Locate and copy each line in the data that contains the word "vibrations".

START Record excerpts

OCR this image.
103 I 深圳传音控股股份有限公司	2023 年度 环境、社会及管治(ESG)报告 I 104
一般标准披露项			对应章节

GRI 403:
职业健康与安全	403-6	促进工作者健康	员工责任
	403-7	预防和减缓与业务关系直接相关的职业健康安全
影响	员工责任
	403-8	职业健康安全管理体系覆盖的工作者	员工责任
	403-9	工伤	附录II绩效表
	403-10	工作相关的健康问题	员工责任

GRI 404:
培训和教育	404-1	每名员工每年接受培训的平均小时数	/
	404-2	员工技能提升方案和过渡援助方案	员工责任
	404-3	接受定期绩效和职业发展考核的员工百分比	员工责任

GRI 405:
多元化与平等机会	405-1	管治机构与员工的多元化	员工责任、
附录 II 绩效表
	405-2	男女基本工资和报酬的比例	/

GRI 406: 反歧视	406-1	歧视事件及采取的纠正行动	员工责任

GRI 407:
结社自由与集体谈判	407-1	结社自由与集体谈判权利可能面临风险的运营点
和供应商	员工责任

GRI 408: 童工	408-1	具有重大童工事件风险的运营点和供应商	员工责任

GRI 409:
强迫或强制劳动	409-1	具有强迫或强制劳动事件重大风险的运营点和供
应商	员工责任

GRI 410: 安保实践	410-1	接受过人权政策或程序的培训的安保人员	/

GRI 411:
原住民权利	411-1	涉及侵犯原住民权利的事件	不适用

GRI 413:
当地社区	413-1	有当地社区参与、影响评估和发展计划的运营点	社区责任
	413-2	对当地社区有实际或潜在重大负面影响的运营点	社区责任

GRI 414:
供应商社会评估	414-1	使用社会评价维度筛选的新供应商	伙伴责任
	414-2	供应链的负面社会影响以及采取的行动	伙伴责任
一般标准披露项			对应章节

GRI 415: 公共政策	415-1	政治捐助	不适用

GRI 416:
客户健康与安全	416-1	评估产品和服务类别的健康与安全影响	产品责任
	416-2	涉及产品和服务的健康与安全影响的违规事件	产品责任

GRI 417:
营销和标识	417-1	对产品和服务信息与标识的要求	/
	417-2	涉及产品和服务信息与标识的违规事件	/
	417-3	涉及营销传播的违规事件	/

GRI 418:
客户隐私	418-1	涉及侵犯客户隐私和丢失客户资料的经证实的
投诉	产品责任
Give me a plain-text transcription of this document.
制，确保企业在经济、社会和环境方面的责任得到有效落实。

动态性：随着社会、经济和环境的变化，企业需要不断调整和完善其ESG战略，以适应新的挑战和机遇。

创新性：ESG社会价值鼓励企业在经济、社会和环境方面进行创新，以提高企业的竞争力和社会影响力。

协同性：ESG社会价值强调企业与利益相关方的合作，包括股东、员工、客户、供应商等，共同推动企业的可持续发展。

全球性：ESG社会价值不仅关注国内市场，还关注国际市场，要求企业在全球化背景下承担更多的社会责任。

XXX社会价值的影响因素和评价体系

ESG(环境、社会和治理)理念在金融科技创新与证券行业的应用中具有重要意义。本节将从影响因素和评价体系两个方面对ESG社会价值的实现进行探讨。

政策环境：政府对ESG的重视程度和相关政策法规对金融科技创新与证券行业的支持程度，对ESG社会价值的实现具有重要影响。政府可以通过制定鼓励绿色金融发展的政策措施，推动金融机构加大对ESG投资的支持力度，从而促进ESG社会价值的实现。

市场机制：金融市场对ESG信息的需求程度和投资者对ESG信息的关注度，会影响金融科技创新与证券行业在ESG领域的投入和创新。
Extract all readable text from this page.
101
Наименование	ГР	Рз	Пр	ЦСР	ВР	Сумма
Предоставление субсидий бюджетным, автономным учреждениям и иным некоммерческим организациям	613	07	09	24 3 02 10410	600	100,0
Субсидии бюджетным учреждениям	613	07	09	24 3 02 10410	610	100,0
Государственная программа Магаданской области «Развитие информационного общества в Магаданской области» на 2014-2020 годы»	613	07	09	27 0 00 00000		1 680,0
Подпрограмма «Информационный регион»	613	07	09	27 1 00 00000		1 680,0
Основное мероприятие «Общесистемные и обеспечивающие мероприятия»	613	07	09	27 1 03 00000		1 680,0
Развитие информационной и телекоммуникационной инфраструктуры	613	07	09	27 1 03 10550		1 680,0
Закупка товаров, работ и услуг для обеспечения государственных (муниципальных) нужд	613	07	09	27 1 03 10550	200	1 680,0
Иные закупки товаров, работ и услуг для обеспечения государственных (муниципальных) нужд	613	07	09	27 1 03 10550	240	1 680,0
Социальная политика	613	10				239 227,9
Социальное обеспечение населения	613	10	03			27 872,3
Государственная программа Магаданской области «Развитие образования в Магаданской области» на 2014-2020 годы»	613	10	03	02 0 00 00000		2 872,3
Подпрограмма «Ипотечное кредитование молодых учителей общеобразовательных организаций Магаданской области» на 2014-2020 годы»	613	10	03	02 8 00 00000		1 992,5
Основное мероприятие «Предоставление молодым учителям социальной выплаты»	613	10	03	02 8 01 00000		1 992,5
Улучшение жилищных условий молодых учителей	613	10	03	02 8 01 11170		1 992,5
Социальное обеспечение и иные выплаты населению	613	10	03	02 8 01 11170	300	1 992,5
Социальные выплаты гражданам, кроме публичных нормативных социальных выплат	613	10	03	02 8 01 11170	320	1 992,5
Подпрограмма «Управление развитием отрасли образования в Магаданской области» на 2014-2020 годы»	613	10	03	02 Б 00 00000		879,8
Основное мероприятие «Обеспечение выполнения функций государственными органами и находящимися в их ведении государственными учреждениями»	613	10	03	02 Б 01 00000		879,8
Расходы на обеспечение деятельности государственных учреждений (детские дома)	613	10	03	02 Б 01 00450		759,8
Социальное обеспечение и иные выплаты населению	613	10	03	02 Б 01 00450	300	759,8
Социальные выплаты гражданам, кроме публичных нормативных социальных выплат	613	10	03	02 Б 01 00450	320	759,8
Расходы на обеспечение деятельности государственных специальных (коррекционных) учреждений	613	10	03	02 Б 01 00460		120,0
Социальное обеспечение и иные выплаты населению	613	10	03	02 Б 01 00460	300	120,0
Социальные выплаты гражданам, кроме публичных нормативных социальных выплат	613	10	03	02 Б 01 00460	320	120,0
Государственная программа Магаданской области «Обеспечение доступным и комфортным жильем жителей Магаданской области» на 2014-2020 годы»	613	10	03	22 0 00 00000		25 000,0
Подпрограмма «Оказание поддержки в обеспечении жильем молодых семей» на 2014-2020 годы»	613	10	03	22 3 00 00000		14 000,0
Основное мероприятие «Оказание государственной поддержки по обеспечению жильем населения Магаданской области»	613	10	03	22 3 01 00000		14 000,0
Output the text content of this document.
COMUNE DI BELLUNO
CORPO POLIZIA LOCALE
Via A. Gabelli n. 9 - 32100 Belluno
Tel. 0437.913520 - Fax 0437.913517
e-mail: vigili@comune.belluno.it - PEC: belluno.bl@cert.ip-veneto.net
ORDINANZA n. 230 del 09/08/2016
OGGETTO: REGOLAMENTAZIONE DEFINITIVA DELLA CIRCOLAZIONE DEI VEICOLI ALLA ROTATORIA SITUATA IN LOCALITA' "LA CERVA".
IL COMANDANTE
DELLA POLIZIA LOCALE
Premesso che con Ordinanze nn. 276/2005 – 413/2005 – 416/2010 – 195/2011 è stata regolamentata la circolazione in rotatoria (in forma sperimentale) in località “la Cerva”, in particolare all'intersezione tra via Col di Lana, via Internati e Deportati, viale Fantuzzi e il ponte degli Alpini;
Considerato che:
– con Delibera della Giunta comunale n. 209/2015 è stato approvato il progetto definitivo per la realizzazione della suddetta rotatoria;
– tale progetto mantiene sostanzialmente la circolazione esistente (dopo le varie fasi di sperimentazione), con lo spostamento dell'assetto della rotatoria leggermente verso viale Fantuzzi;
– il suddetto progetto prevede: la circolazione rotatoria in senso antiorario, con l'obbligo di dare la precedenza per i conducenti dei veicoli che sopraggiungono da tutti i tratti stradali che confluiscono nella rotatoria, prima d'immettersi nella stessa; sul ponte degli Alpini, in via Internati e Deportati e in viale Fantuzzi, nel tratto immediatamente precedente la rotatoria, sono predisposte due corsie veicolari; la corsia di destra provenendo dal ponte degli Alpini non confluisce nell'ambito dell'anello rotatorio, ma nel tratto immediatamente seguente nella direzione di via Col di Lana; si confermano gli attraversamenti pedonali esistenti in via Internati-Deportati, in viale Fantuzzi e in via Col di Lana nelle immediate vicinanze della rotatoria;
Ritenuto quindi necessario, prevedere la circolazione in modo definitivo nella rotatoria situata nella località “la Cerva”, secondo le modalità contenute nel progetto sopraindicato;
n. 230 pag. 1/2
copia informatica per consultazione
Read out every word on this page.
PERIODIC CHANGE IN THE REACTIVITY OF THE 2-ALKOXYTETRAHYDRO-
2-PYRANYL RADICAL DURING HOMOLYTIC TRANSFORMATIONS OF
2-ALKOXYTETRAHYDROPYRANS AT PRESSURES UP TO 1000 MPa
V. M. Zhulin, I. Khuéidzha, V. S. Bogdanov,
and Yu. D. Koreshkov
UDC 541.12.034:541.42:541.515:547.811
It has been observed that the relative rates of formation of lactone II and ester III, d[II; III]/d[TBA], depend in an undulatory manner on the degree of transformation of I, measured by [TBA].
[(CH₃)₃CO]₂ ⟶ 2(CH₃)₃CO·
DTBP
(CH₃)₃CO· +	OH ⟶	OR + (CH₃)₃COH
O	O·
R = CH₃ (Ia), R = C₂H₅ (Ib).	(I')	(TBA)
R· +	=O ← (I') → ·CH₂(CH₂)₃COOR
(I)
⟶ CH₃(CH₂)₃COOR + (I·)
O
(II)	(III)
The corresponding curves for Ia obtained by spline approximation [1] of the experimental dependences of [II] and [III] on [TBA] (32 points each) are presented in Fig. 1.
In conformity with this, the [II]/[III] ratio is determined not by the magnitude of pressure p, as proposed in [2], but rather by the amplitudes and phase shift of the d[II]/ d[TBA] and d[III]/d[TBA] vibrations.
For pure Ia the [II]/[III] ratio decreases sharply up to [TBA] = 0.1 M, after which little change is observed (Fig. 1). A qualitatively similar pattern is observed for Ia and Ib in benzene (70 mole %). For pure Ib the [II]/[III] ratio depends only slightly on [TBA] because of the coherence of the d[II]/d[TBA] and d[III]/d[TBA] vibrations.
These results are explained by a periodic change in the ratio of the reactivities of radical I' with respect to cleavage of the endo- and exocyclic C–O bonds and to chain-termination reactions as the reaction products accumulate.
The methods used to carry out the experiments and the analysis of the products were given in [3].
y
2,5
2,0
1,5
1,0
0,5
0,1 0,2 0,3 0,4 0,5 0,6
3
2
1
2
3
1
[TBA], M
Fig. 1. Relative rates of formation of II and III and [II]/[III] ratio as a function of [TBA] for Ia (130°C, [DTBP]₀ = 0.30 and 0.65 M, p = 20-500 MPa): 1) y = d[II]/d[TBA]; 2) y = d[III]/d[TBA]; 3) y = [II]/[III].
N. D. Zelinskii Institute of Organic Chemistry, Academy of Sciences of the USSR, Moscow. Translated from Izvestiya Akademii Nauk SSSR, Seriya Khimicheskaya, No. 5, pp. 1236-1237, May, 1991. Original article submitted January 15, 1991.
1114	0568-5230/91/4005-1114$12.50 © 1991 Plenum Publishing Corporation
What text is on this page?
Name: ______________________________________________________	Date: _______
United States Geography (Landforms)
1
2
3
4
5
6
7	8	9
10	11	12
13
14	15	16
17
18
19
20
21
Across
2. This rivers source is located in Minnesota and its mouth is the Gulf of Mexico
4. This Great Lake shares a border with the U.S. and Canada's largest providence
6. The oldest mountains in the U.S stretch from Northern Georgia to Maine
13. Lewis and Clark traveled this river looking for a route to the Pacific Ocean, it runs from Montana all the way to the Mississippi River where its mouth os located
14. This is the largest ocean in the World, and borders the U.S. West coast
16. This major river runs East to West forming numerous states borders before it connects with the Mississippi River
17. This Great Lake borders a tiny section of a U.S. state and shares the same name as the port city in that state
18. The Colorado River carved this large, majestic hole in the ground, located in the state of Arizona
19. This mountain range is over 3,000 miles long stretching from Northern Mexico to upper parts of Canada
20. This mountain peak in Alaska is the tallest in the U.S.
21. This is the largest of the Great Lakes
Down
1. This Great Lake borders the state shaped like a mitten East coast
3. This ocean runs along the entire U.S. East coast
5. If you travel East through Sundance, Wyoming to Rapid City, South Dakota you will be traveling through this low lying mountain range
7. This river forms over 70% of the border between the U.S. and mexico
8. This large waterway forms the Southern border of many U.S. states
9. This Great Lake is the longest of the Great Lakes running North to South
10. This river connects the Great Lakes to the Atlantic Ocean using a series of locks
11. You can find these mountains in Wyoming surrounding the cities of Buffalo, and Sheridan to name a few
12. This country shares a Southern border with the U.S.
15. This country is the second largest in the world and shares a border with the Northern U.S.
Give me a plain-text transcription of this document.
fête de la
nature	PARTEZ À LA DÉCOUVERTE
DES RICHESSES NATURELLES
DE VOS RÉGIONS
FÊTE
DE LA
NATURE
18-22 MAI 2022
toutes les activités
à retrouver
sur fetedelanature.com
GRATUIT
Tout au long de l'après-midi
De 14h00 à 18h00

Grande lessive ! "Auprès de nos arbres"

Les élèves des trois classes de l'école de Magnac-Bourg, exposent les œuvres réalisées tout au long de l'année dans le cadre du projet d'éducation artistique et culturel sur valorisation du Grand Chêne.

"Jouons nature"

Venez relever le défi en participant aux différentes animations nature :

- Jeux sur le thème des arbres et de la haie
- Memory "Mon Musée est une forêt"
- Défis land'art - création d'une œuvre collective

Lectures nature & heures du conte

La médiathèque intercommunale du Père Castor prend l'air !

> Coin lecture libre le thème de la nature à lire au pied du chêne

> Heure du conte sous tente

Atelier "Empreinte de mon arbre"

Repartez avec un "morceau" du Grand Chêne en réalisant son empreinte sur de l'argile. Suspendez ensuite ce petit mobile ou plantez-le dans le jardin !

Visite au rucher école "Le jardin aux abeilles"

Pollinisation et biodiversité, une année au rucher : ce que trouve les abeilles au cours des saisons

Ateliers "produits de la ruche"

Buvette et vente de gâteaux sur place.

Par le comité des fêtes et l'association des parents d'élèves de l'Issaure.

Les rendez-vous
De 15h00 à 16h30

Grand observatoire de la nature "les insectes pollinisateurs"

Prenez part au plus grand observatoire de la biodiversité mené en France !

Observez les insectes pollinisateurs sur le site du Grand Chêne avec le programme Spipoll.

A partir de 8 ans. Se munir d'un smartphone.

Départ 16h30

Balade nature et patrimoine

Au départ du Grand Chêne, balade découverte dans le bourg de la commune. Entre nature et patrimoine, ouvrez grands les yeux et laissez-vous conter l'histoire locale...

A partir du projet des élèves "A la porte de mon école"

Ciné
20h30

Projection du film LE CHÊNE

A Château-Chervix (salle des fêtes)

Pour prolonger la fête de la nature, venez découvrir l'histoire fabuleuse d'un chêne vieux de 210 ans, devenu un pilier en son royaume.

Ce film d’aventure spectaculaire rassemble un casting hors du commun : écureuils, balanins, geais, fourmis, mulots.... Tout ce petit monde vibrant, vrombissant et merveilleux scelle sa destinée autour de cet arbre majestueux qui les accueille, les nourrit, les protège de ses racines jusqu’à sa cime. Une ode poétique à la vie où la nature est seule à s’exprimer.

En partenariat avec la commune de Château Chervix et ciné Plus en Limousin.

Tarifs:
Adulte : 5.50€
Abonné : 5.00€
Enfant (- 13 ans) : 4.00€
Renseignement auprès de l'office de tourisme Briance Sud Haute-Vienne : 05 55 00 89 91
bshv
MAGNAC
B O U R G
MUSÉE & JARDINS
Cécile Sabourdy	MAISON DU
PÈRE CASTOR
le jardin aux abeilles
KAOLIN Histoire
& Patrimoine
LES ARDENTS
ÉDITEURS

END Record excerpts

In response
In conformity with this, the [II]/[III] ratio is determined not by the magnitude of pressure p, as proposed in [2], but rather by the amplitudes and phase shift of the d[II]/ d[TBA] and d[III]/d[TBA] vibrations.
For pure Ia the [II]/[III] ratio decreases sharply up to [TBA] = 0.1 M, after which little change is observed (Fig. 1). A qualitatively similar pattern is observed for Ia and Ib in benzene (70 mole %). For pure Ib the [II]/[III] ratio depends only slightly on [TBA] because of the coherence of the d[II]/d[TBA] and d[III]/d[TBA] vibrations.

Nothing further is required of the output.